The Connecticut State Medical Society is a federation of eight component county medical associations, with total membership exceeding some 7,000 physicians. CSMS itself is a constituent state entity of the American Medical Association. Founded by physician-patriots of the American Revolution, the Society operates from a heritage of democratic principles embodies in its Charter and Bylaws.
The base of all authority in CSMS is, of course, the individual physician member. It is the decisions of members in their own county associations that ultimately determine the nature of the Society’s policies and activities. Members of each county association elect representatives, proportionate to their membership, to the House of Delegates, the supreme governing body of the Society. Since 2000, each CSMS specialty section also sends a delegate.
The House, meeting annually, elects the officers, including AMA delegates, and the committees. It acts on resolutions originating in the county associations or from individual members, and acts on the budgets and other recommendations of the Council.
The Council exercises all the powers of the House between its meetings, and is made up of the general officers, and the councilors elected from the eight county associations. It elects its own Chair, and with the help of its subcommittees, prepares nominations, budgets, and other reports for the House.
The Committees of the Society include CSMS members from all regions of the state and from all specialties. Many are assisted by guests and consultants in allied fields. Matters of ongoing importance are the province of these committees, and special committees are appointed from time to time to deal with matters of urgent but temporary nature. A look at the list of CSMS Committees reveals the variety and depth of the issues under constant study by the Society. The committees forward their minutes and recommendations to the Council for action of recommendation to the House of Delegates.
The Sections of CSMS represent the various medical and surgical specialties, and are concerned with broad areas of scientific and professional interest. They have their own bylaws and elect their own officers. The Specialty Sections provide not only programs of educational interest, but also provide a needed link to CSMS leadership for specialists to receive the Society’s assistance in pursuing their own goals and interests in concert with the rest of organized medicine in our state.
The CSMS Bylaws permit full membership in the Society for medical students and postgraduate physicians at nominal dues. These members receive the publications of the Society, as well as a voice and a vote in the House of Delegates and various committees.

★ ★ ★ ★ ★

● **Exercises to complete**
[a] According to the Connecticut State Medical Society text, what body is the supreme governing body of the Society?
[b] Echo everything in the Connecticut State Medical Society text from "The Connecticut State" down to "Charter and Bylaws.".
Use only the Connecticut State Medical Society text.

★ ★ ★ ★ ★

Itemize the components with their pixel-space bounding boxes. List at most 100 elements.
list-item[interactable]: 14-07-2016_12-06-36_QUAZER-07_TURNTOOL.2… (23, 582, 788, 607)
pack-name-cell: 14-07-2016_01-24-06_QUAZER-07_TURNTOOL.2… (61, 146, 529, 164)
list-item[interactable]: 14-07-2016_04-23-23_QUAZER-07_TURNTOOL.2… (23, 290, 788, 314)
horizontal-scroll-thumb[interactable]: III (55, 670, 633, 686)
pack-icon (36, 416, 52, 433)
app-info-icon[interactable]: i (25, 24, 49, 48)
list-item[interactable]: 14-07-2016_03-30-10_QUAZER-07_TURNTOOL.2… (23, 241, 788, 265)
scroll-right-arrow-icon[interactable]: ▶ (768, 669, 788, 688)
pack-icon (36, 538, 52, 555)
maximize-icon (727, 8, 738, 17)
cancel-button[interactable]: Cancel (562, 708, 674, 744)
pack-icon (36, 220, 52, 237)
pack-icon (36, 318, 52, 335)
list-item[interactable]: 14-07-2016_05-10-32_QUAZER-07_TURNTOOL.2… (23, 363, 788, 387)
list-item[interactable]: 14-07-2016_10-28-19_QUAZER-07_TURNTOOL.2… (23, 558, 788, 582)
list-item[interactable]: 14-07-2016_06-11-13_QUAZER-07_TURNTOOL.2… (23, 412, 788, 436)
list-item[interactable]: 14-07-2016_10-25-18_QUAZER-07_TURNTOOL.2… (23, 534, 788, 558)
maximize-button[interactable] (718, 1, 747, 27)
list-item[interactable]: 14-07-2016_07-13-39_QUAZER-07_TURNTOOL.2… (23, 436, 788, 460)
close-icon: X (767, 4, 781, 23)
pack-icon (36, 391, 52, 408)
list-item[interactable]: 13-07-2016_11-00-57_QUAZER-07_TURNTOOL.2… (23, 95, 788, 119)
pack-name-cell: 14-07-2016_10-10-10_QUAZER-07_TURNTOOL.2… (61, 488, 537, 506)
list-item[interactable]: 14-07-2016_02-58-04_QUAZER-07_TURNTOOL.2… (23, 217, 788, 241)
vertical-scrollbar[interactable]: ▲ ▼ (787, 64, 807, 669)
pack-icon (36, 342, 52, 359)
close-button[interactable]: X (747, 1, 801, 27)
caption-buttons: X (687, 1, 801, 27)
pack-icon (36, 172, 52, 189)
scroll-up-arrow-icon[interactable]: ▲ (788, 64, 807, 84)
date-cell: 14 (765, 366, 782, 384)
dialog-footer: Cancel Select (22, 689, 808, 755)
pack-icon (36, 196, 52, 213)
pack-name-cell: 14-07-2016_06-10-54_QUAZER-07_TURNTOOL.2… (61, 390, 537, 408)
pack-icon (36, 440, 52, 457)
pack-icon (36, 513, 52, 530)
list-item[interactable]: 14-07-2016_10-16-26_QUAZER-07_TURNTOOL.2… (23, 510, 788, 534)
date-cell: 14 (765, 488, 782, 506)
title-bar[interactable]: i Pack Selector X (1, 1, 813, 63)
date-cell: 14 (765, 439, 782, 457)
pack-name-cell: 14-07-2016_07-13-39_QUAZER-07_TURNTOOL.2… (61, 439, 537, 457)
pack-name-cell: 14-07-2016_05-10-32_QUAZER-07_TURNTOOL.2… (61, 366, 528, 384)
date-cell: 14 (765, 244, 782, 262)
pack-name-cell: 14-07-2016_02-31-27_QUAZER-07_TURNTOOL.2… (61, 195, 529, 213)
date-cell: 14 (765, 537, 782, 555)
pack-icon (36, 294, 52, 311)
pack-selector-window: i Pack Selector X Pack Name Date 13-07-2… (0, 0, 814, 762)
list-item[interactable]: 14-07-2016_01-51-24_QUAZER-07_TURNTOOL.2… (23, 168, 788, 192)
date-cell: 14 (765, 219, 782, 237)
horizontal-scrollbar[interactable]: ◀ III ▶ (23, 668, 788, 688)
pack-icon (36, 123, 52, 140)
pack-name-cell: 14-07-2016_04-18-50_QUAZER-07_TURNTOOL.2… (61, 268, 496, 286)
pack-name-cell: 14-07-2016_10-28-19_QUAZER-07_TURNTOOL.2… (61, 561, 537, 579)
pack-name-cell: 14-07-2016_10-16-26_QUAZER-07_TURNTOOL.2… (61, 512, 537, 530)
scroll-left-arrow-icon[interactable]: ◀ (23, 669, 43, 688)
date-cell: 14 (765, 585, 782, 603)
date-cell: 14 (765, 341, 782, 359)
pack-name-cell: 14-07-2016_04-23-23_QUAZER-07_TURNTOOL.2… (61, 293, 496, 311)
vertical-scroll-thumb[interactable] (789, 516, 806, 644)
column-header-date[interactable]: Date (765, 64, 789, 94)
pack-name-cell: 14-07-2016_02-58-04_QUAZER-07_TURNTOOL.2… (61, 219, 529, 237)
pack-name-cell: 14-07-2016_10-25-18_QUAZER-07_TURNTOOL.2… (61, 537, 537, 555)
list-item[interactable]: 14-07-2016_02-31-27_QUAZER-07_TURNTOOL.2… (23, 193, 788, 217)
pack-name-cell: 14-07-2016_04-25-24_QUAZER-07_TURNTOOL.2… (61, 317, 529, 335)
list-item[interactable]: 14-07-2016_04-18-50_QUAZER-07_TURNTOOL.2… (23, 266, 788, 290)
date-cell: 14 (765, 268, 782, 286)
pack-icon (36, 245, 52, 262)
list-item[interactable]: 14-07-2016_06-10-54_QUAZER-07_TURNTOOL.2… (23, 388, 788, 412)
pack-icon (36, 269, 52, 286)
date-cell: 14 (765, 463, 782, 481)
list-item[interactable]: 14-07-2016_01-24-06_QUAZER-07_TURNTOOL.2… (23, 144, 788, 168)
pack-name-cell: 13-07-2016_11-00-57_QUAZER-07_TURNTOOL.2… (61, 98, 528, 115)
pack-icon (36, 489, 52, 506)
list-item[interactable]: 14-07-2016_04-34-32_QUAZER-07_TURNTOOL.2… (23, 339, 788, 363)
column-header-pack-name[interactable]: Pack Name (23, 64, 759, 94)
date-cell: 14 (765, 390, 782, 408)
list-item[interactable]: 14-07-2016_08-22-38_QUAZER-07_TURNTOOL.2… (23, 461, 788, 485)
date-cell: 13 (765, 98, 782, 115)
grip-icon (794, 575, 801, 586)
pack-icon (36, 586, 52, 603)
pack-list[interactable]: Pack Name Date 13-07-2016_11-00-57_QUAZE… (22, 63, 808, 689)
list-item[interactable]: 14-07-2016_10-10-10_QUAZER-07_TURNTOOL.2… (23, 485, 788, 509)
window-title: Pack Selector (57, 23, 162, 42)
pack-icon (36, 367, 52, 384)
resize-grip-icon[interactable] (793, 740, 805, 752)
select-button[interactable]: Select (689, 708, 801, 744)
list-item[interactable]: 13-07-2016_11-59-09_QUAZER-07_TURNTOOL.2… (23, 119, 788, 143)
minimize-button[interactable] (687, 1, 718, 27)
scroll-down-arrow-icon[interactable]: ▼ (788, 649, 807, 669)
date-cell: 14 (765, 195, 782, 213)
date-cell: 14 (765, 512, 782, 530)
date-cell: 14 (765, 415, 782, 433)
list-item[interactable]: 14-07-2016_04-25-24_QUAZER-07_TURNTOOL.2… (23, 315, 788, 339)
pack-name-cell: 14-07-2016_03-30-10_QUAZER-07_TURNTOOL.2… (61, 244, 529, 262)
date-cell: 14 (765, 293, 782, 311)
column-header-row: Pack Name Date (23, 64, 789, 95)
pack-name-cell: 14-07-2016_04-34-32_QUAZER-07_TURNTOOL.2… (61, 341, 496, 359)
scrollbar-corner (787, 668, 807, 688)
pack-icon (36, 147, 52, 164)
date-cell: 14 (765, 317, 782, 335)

★ ★ ★ ★ ★

● **Response list**
[a] The House of Delegates.

[b]
The Connecticut State Medical Society is a federation of eight component county medical associations, with total membership exceeding some 7,000 physicians. CSMS itself is a constituent state entity of the American Medical Association. Founded by physician-patriots of the American Revolution, the Society operates from a heritage of democratic principles embodies in its Charter and Bylaws.